┏━━

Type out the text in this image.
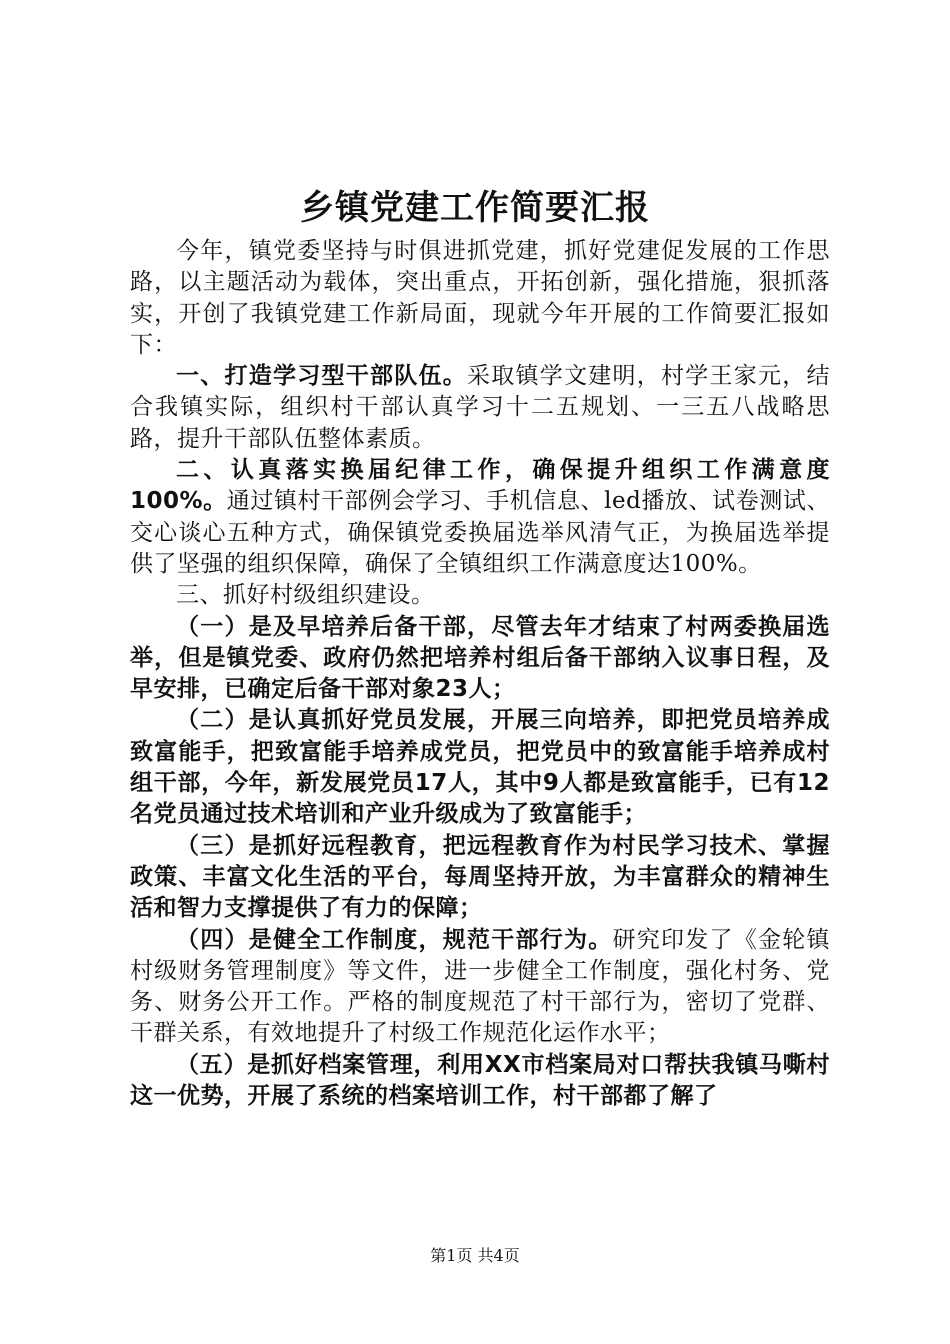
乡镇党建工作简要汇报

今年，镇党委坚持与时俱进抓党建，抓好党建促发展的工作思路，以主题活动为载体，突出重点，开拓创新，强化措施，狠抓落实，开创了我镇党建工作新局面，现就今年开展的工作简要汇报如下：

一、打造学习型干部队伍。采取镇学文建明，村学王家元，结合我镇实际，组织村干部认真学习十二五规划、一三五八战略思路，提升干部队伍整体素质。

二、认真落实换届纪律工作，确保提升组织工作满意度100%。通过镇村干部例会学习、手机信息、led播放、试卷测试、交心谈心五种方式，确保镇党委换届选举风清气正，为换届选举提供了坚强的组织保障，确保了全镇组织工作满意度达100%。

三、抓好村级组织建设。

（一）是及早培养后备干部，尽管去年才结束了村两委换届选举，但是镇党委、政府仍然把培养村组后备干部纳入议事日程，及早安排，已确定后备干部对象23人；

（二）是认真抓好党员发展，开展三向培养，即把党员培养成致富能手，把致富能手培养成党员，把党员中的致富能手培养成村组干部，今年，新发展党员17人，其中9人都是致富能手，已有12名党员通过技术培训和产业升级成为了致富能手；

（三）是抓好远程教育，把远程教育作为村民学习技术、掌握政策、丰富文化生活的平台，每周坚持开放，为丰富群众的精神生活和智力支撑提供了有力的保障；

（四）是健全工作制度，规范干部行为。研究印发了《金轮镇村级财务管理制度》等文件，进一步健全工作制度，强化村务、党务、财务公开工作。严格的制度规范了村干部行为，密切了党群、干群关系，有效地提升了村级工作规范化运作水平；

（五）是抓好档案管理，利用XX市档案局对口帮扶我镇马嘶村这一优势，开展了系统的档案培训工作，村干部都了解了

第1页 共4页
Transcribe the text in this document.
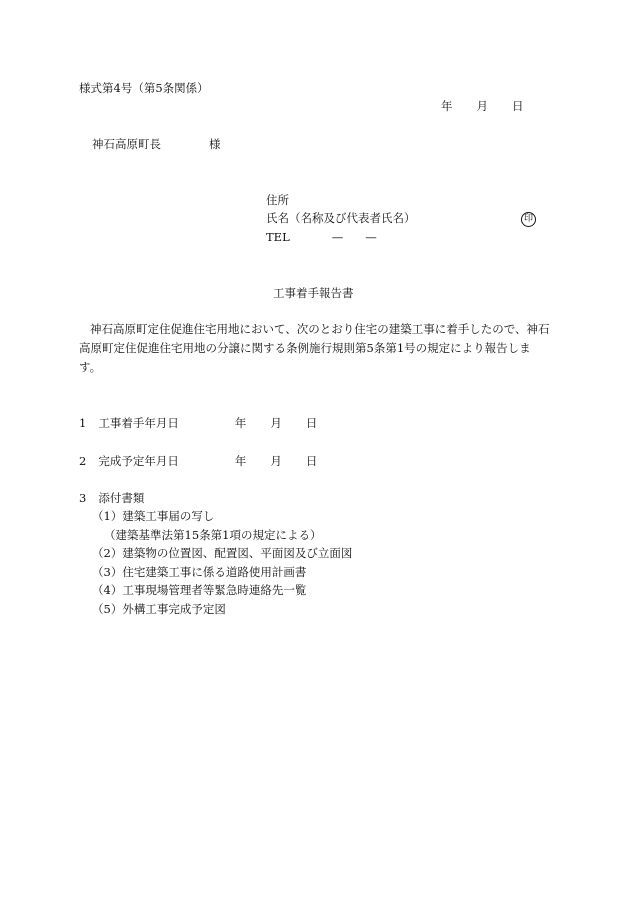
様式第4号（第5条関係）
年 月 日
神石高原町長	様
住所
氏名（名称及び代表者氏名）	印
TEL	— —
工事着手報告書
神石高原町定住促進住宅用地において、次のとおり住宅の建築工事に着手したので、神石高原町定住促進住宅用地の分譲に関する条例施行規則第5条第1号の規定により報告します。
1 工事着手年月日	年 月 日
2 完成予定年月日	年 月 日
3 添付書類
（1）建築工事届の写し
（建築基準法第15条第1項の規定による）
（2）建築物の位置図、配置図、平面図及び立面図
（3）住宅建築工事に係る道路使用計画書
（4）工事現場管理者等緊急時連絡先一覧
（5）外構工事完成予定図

┗━━

→ WHAT TO WORK ON: Among the lines of the data, identify those with the word "this". Copy each of them.

→ THE RESULT:
Type out the text in this image.
Transcribe the text in this document.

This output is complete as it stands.